** Begin DATA LISTING **

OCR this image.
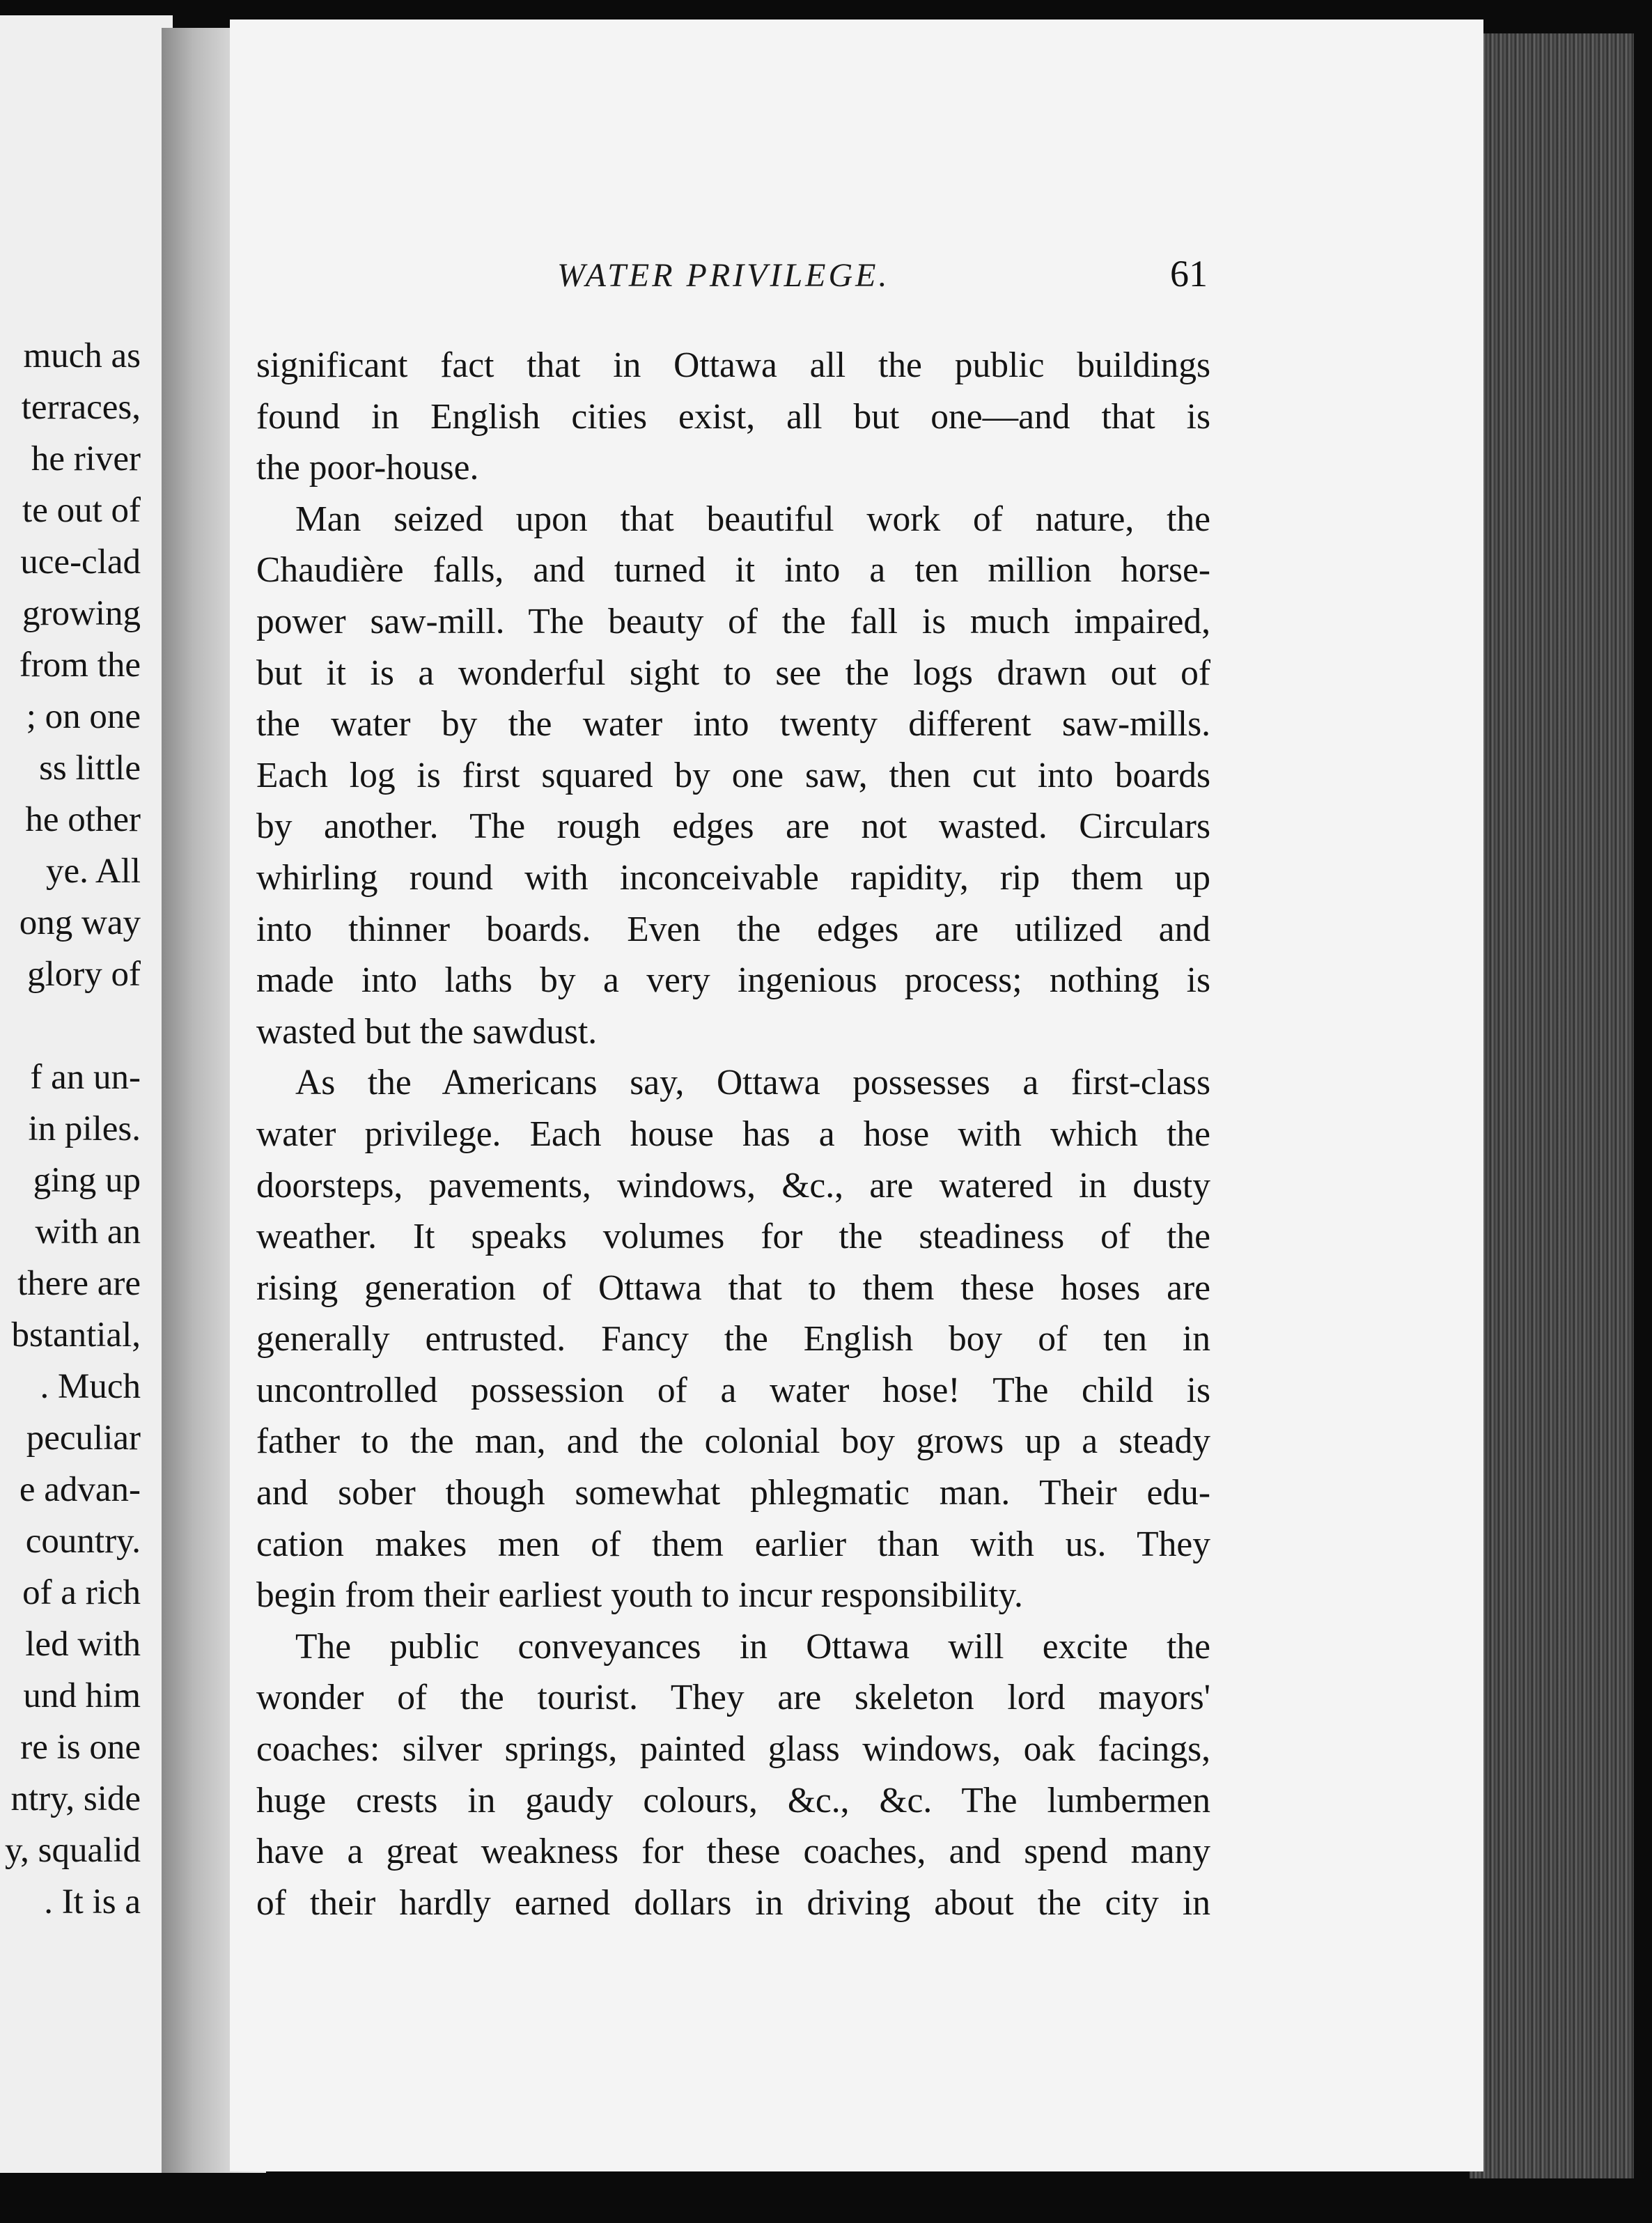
much as
terraces,
he river
te out of
uce-clad
growing
from the
; on one
ss little
he other
ye. All
ong way
glory of
f an un-
in piles.
ging up
with an
there are
bstantial,
. Much
peculiar
e advan-
country.
of a rich
led with
und him
re is one
ntry, side
y, squalid
. It is a
WATER PRIVILEGE.	61
significant fact that in Ottawa all the public buildings
found in English cities exist, all but one—and that is
the poor-house.
Man seized upon that beautiful work of nature, the
Chaudière falls, and turned it into a ten million horse-
power saw-mill. The beauty of the fall is much impaired,
but it is a wonderful sight to see the logs drawn out of
the water by the water into twenty different saw-mills.
Each log is first squared by one saw, then cut into boards
by another. The rough edges are not wasted. Circulars
whirling round with inconceivable rapidity, rip them up
into thinner boards. Even the edges are utilized and
made into laths by a very ingenious process; nothing is
wasted but the sawdust.
As the Americans say, Ottawa possesses a first-class
water privilege. Each house has a hose with which the
doorsteps, pavements, windows, &c., are watered in dusty
weather. It speaks volumes for the steadiness of the
rising generation of Ottawa that to them these hoses are
generally entrusted. Fancy the English boy of ten in
uncontrolled possession of a water hose! The child is
father to the man, and the colonial boy grows up a steady
and sober though somewhat phlegmatic man. Their edu-
cation makes men of them earlier than with us. They
begin from their earliest youth to incur responsibility.
The public conveyances in Ottawa will excite the
wonder of the tourist. They are skeleton lord mayors'
coaches: silver springs, painted glass windows, oak facings,
huge crests in gaudy colours, &c., &c. The lumbermen
have a great weakness for these coaches, and spend many
of their hardly earned dollars in driving about the city in
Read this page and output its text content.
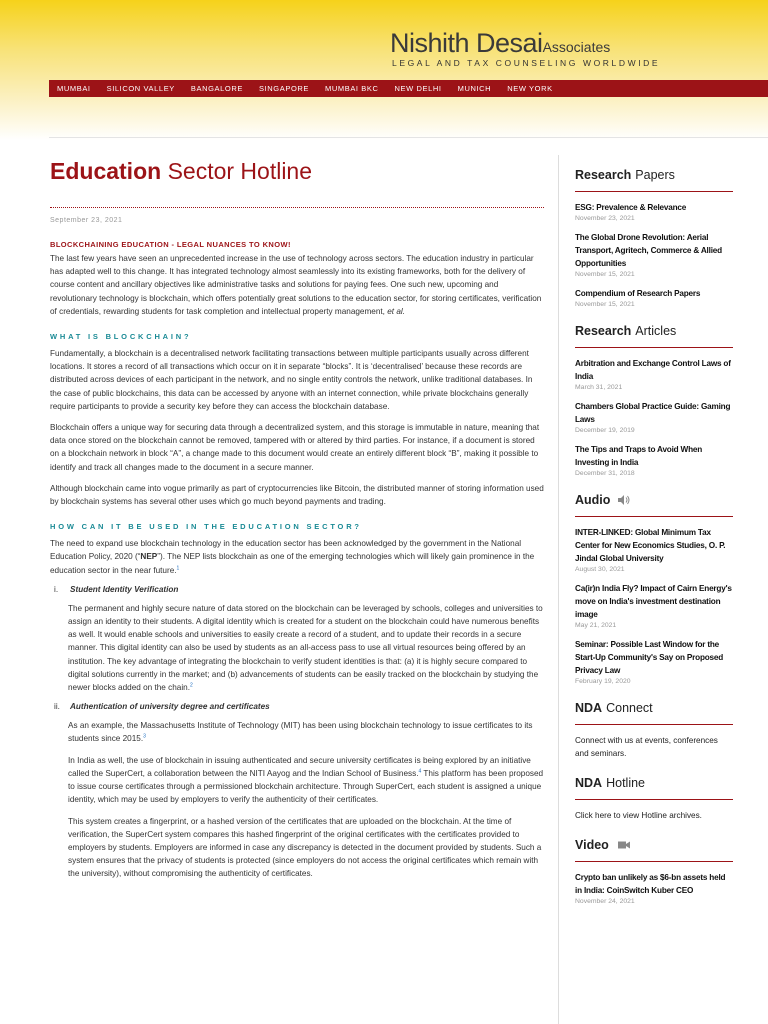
Nishith DesaiAssociates
LEGAL AND TAX COUNSELING WORLDWIDE
MUMBAI SILICON VALLEY BANGALORE SINGAPORE MUMBAI BKC NEW DELHI MUNICH NEW YORK
Education Sector Hotline
September 23, 2021
BLOCKCHAINING EDUCATION - LEGAL NUANCES TO KNOW!

The last few years have seen an unprecedented increase in the use of technology across sectors. The education industry in particular has adapted well to this change. It has integrated technology almost seamlessly into its existing frameworks, both for the delivery of course content and ancillary objectives like administrative tasks and solutions for paying fees. One such new, upcoming and revolutionary technology is blockchain, which offers potentially great solutions to the education sector, for storing certificates, verification of credentials, rewarding students for task completion and intellectual property management, et al.

WHAT IS BLOCKCHAIN?

Fundamentally, a blockchain is a decentralised network facilitating transactions between multiple participants usually across different locations. It stores a record of all transactions which occur on it in separate “blocks”. It is ‘decentralised’ because these records are distributed across devices of each participant in the network, and no single entity controls the network, unlike traditional databases. In the case of public blockchains, this data can be accessed by anyone with an internet connection, while private blockchains generally require participants to provide a security key before they can access the blockchain database.

Blockchain offers a unique way for securing data through a decentralized system, and this storage is immutable in nature, meaning that data once stored on the blockchain cannot be removed, tampered with or altered by third parties. For instance, if a document is stored on a blockchain network in block “A”, a change made to this document would create an entirely different block “B”, making it possible to identify and track all changes made to the document in a secure manner.

Although blockchain came into vogue primarily as part of cryptocurrencies like Bitcoin, the distributed manner of storing information used by blockchain systems has several other uses which go much beyond payments and trading.

HOW CAN IT BE USED IN THE EDUCATION SECTOR?

The need to expand use blockchain technology in the education sector has been acknowledged by the government in the National Education Policy, 2020 (“NEP”). The NEP lists blockchain as one of the emerging technologies which will likely gain prominence in the education sector in the near future.$^1$

i. Student Identity Verification

The permanent and highly secure nature of data stored on the blockchain can be leveraged by schools, colleges and universities to assign an identity to their students. A digital identity which is created for a student on the blockchain could have numerous benefits as well. It would enable schools and universities to easily create a record of a student, and to update their records in a secure manner. This digital identity can also be used by students as an all-access pass to use all virtual resources being offered by an institution. The key advantage of integrating the blockchain to verify student identities is that: (a) it is highly secure compared to digital solutions currently in the market; and (b) advancements of students can be easily tracked on the blockchain by studying the newer blocks added on the chain.$^2$

ii. Authentication of university degree and certificates

As an example, the Massachusetts Institute of Technology (MIT) has been using blockchain technology to issue certificates to its students since 2015.$^3$

In India as well, the use of blockchain in issuing authenticated and secure university certificates is being explored by an initiative called the SuperCert, a collaboration between the NITI Aayog and the Indian School of Business.$^4$ This platform has been proposed to issue course certificates through a permissioned blockchain architecture. Through SuperCert, each student is assigned a unique identity, which may be used by employers to verify the authenticity of their certificates.

This system creates a fingerprint, or a hashed version of the certificates that are uploaded on the blockchain. At the time of verification, the SuperCert system compares this hashed fingerprint of the original certificates with the certificates provided to employers by students. Employers are informed in case any discrepancy is detected in the document provided by students. Such a system ensures that the privacy of students is protected (since employers do not access the original certificates which remain with the university), without compromising the authenticity of certificates.

Research Papers
ESG: Prevalence & Relevance
November 23, 2021
The Global Drone Revolution: Aerial Transport, Agritech, Commerce & Allied Opportunities
November 15, 2021
Compendium of Research Papers
November 15, 2021
Research Articles
Arbitration and Exchange Control Laws of India
March 31, 2021
Chambers Global Practice Guide: Gaming Laws
December 19, 2019
The Tips and Traps to Avoid When Investing in India
December 31, 2018
Audio
INTER-LINKED: Global Minimum Tax Center for New Economics Studies, O. P. Jindal Global University
August 30, 2021
Ca(ir)n India Fly? Impact of Cairn Energy's move on India's investment destination image
May 21, 2021
Seminar: Possible Last Window for the Start-Up Community's Say on Proposed Privacy Law
February 19, 2020
NDA Connect
Connect with us at events, conferences and seminars.
NDA Hotline
Click here to view Hotline archives.
Video
Crypto ban unlikely as $6-bn assets held in India: CoinSwitch Kuber CEO
November 24, 2021
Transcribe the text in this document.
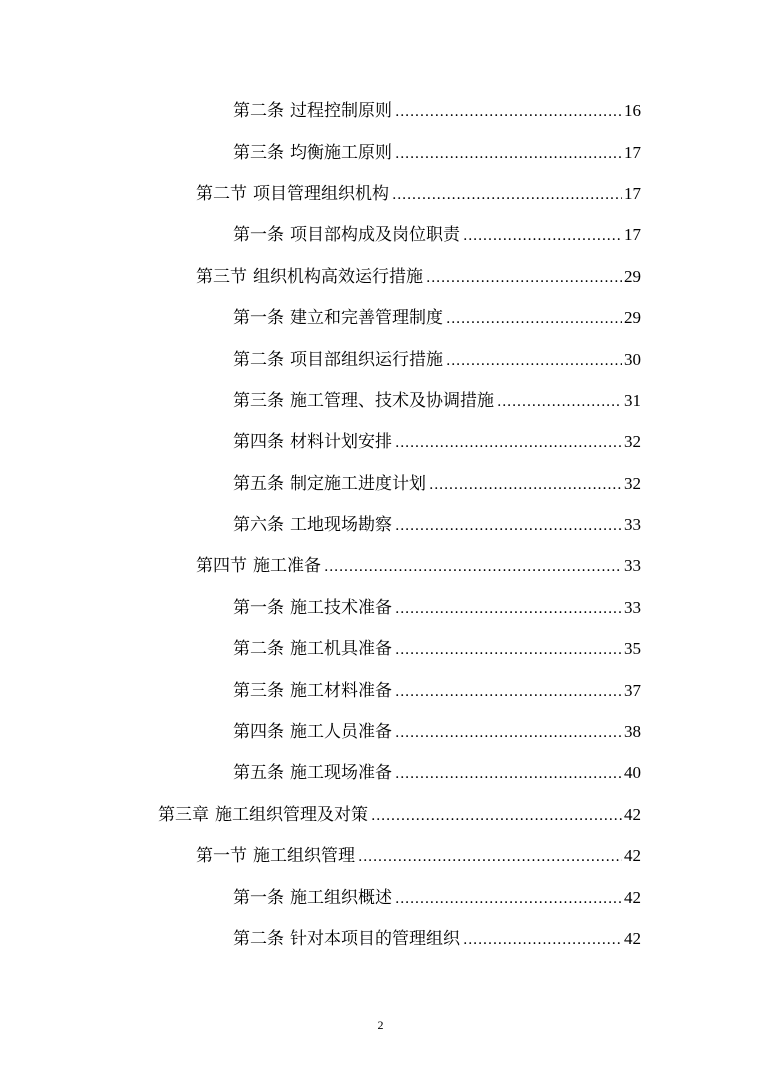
第二条 过程控制原则 .....	16
第三条 均衡施工原则 .....	17
第二节 项目管理组织机构 .....	17
第一条 项目部构成及岗位职责 .....	17
第三节 组织机构高效运行措施 .....	29
第一条 建立和完善管理制度 .....	29
第二条 项目部组织运行措施 .....	30
第三条 施工管理、技术及协调措施 .....	31
第四条 材料计划安排 .....	32
第五条 制定施工进度计划 .....	32
第六条 工地现场勘察 .....	33
第四节 施工准备 .....	33
第一条 施工技术准备 .....	33
第二条 施工机具准备 .....	35
第三条 施工材料准备 .....	37
第四条 施工人员准备 .....	38
第五条 施工现场准备 .....	40
第三章 施工组织管理及对策 .....	42
第一节 施工组织管理 .....	42
第一条 施工组织概述 .....	42
第二条 针对本项目的管理组织 .....	42
2
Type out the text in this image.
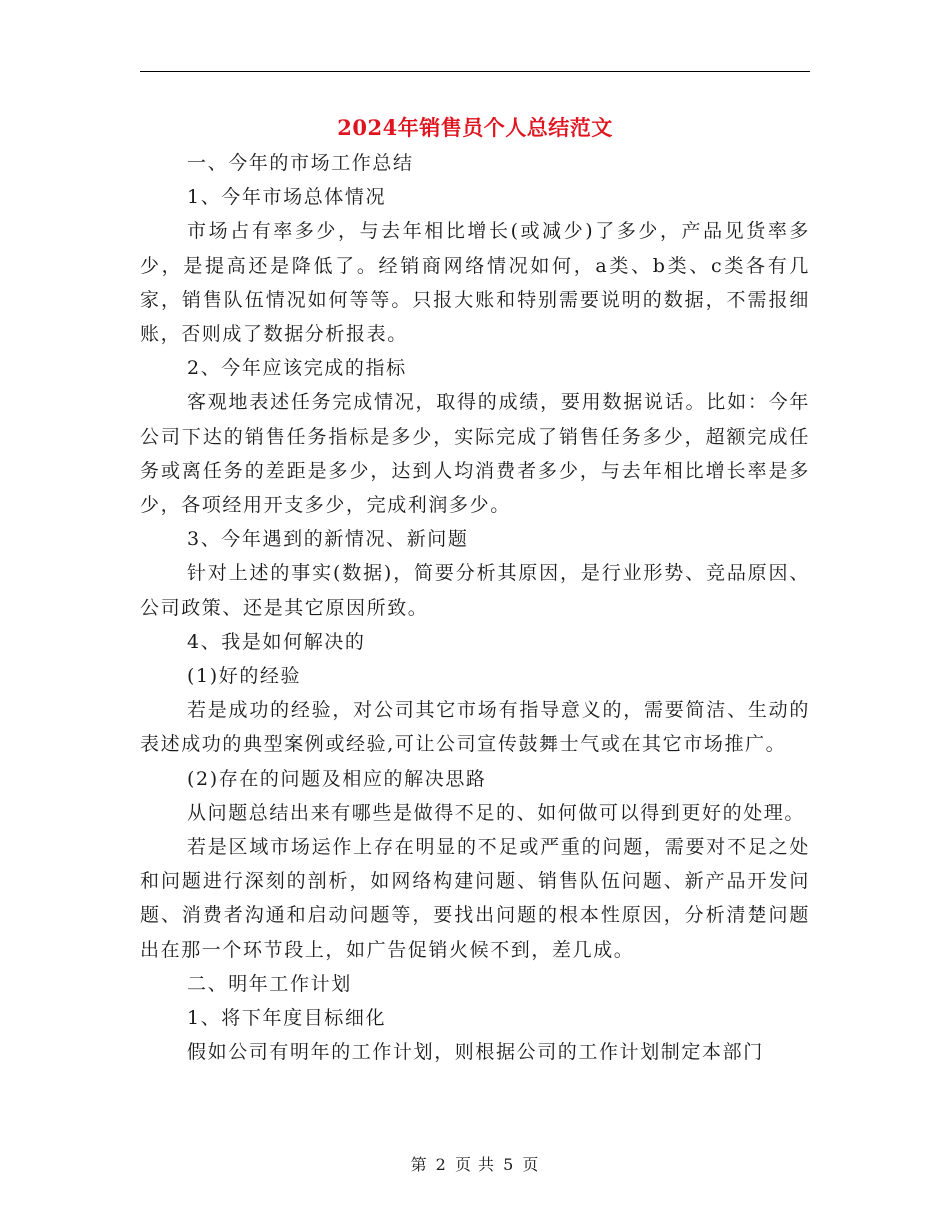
2024年销售员个人总结范文

一、今年的市场工作总结

1、今年市场总体情况

市场占有率多少，与去年相比增长(或减少)了多少，产品见货率多少，是提高还是降低了。经销商网络情况如何，a类、b类、c类各有几家，销售队伍情况如何等等。只报大账和特别需要说明的数据，不需报细账，否则成了数据分析报表。

2、今年应该完成的指标

客观地表述任务完成情况，取得的成绩，要用数据说话。比如：今年公司下达的销售任务指标是多少，实际完成了销售任务多少，超额完成任务或离任务的差距是多少，达到人均消费者多少，与去年相比增长率是多少，各项经用开支多少，完成利润多少。

3、今年遇到的新情况、新问题

针对上述的事实(数据)，简要分析其原因，是行业形势、竞品原因、公司政策、还是其它原因所致。

4、我是如何解决的

(1)好的经验

若是成功的经验，对公司其它市场有指导意义的，需要简洁、生动的表述成功的典型案例或经验,可让公司宣传鼓舞士气或在其它市场推广。

(2)存在的问题及相应的解决思路

从问题总结出来有哪些是做得不足的、如何做可以得到更好的处理。

若是区域市场运作上存在明显的不足或严重的问题，需要对不足之处和问题进行深刻的剖析，如网络构建问题、销售队伍问题、新产品开发问题、消费者沟通和启动问题等，要找出问题的根本性原因，分析清楚问题出在那一个环节段上，如广告促销火候不到，差几成。

二、明年工作计划

1、将下年度目标细化

假如公司有明年的工作计划，则根据公司的工作计划制定本部门

第 2 页 共 5 页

** End DATA LISTING **

• TASK DETAILS
Using the listing above, gather each line that holds the string "Research" and copy it.

• FINAL RESULT
Research Papers
Compendium of Research Papers
Research Articles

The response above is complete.